REQUIREMENT A:
In the records, swap "diverging-beam" for "converging-beam" in everything from the line containing "44, 22, 62]" down to the line containing "207, 595, 229]". Give those lines back with nothing else altered.
REQUIREMENT B:
Write a continuation of the chat about cereal recipes and bear wrestling, starting after its final line.

SELECTED PASSAGE:
— start —
You: hey, you're not some kinda weirdo are you?
Stranger: no i promise i'm not
You: ok good
Stranger: though there are a lot of them on here
You: the last guy wanted to smell my feet, wtf
Stranger: who says that lol
You: i don't even have feet since i stepped on that landmine
You: what a jerk
You: anyway
Stranger: ouch :/
You: how are you?
Stranger: i'm tired!
Stranger: /bored
Stranger: you?
You: good, not tired but pretty bored. you know, since i can't walk
Stranger: that must suck
Stranger: a lot
You: it would
You: except that i made it all up
Stranger: haha figures
You: i totally have feet, it's awesome
You: i walk, like, all the time
Stranger: NO WAY
You: do you know any good recipes?
Stranger: random. and no i cant cook to save my life
You: i'm learning to cook, since i'm already pretty good at walking
Stranger: i can tell you how to make cereal :D
You: you know what, go for it
You: tell me how to make some cereal
Stranger: ok ok ok listen carefully
Stranger: step one. take out a bowl
Stranger: step two. grip the cereal box firmly!
You: how firmly?!
Stranger: REALLY FIRMLY
You: it's only cardboard and i am a burly dude
You: i don't want to dent the cereal!
Stranger: oh no, you really do
Stranger: dent that cereal box
Stranger: then lift your dented cereal box hand
Stranger: and turn it upside down until the contents have fallen all over the floor
Stranger: pray that there are some in the bowl
Stranger: then, clutch the milk, even FIRMER, you know, its heavy
You: do i need to aim for the bowl, or just leave it to chance?
Stranger: if you pray extra hard, chance will bring you great fortune, youngin
Stranger: you may want to start taking notes!
You: oh i am
You: this whole conversation is being recorded, you know
Stranger: ok now after you've got the milk nice and tight in your hand (with the dented cereal box STILL in your hand) listen carefully now, throw it all up in the air and run around making cow noises
Stranger: summon the fellow cows to worship
Stranger: then you can pour the milk
Stranger: and i think your good to go
You: is this for frosted flakes, or cheerios? if this is a recipe for grape nuts you can stop wasting your time
You: wait wait wait
Stranger: FROSTED FLAKES!? CHEERIOS!? WHO DO YOU THINK I AM
You: do i pour the milk like i pour the cereal? just all willy nilly?!?!
Stranger: i just told you how to make froot loops
You: I DON'T KNOW WHO YOU ARE I DON'T EVEN KNOW WHO I AM AAUUUGHGHGH
You: oh
You: ok, cool
Stranger: willy nilly's the way to go B)
You: you must do a lot of mopping
Stranger: i must!? no no no you must
Stranger: youre the one who made the cereal!
You: oh right
You: this is all so confusing
Stranger: dont even get me started on how to mop >_>
You: maybe i should just eat my cereal outside
You: which will be easy since i live at lumberjack camp
Stranger: omg your a lumberjack!?
You: not exactly
You: i am a professional bear wrestler
Stranger: i love you.
You: but i live with lumberjacks in the training season, when the bears are most active
You: that way if a bear is too much to handle, there is a beflanneled man with a chainsaw or axe to come to my aid
Stranger: like paul bunyoun?
You: nah that guy was a dick
You: he put so many hardworking lumberjacks out of a job
Stranger: YOU'VE MET HIM!?
— end —
LISTED ENTRIES:
— start —
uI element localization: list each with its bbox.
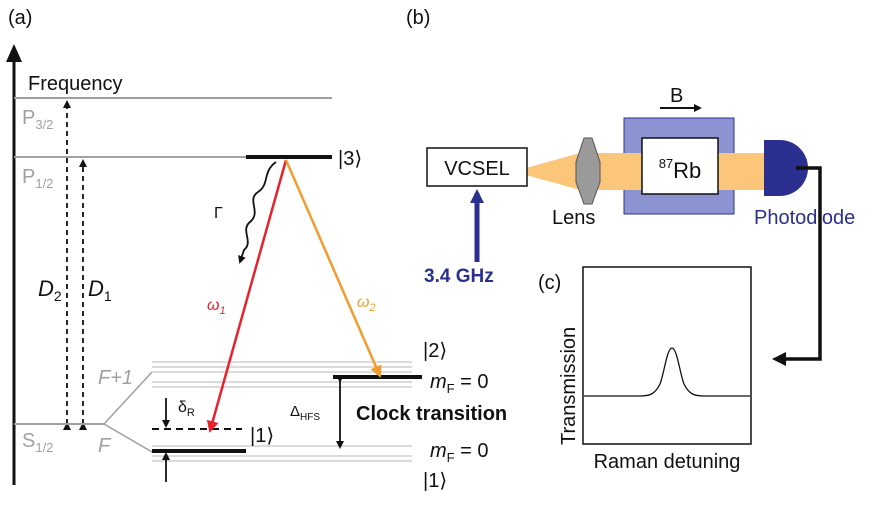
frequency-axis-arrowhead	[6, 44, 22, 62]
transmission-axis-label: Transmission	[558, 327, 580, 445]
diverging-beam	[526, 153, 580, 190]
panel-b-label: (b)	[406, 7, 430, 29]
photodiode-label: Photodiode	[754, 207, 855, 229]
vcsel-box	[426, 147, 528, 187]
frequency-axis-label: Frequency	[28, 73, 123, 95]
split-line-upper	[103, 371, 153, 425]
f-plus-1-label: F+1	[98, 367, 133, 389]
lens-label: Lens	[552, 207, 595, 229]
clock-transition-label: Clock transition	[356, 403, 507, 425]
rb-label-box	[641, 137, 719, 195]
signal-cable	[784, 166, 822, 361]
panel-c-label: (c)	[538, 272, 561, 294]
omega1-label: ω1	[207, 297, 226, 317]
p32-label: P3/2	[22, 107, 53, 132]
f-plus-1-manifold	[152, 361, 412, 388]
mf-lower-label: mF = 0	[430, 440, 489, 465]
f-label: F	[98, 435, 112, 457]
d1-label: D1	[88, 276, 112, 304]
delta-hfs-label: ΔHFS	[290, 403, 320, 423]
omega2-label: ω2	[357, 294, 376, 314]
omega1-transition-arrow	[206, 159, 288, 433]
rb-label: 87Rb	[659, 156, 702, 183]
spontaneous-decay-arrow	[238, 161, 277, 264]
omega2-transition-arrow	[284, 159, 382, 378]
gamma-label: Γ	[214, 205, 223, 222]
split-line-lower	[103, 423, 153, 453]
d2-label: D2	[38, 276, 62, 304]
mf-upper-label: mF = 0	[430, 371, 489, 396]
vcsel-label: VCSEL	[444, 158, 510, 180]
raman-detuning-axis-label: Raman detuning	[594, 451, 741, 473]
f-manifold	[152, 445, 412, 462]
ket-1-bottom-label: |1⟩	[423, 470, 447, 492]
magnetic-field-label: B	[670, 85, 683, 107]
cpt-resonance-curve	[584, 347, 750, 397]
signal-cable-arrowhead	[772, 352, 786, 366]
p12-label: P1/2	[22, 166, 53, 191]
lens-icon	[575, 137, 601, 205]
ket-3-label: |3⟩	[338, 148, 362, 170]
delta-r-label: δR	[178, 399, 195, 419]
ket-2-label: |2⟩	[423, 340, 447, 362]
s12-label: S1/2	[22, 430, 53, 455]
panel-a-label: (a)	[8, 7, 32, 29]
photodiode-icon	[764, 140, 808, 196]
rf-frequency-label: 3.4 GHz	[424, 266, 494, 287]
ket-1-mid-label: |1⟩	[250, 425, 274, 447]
— end —
WRITTEN ANSWER A:
frequency-axis-arrowhead	[6, 44, 22, 62]
transmission-axis-label: Transmission	[558, 327, 580, 445]
converging-beam	[526, 153, 580, 190]
panel-b-label: (b)	[406, 7, 430, 29]
photodiode-label: Photodiode	[754, 207, 855, 229]
vcsel-box	[426, 147, 528, 187]
frequency-axis-label: Frequency	[28, 73, 123, 95]
split-line-upper	[103, 371, 153, 425]
f-plus-1-label: F+1	[98, 367, 133, 389]
lens-label: Lens	[552, 207, 595, 229]

WRITTEN ANSWER B:
Stranger: i see
You: you can't tell anyone this
You: but he was murdered by a cadre of newly homeless lumberjacks
Stranger: WHAT!?!?!
You: they had to get their jobs back!
Stranger: you've just crushed my only hopes and dreams.
You: and don't get me started on that freaking mutant ox of his
Stranger: since when does he have an ox?
You: you know, that big blue ox
You: babe the big blue ox
Stranger: wow i never knew
Stranger: i never knew there was such a thing as lumberjack camp
You: well it's not like space camp
You: more like a labor camp i guess
Stranger: that doesnt sound too fun
Stranger: is it out in the middle of the woods
You: if you like chopping down trees, it is the most awesome place to be
You: well yeah
Stranger: BEWARE OF THE BIGFOOT
You: oh but you must have forgotten
You: I WRESTLE BEARS
You: bigfoot is just a large hairy dude
Stranger: bigfoot's no bear
Stranger: HES A MONSTER
You: that is true
You: but he's really pretty cool once you get to know him
You: and man would he be pissed if you called him a monster
Stranger: oh so this is another person you've met that i havent
Stranger: i'm starting to think you have all the fun :|
You: weeeeelllllllll
You: he's not exactly a person
You: sort of a proto-person
You: you know those geico commercials with the cavemen?
Stranger: oh heyyy i love those
You: he's like if one of those had sex with a gorilla
You: and they had a giant mutant baby
Stranger: thats.. hott
You: and that baby grew up to be a forest ninja, invisible at all times, only revealing himself to the worthy
Stranger: can you wrestle him too?
You: i probably could
You: but he'd find it degrading
You: he's quite dignified, for someone who wipes his butt with pinecones
Stranger: OW
Stranger: why not use a leaf?!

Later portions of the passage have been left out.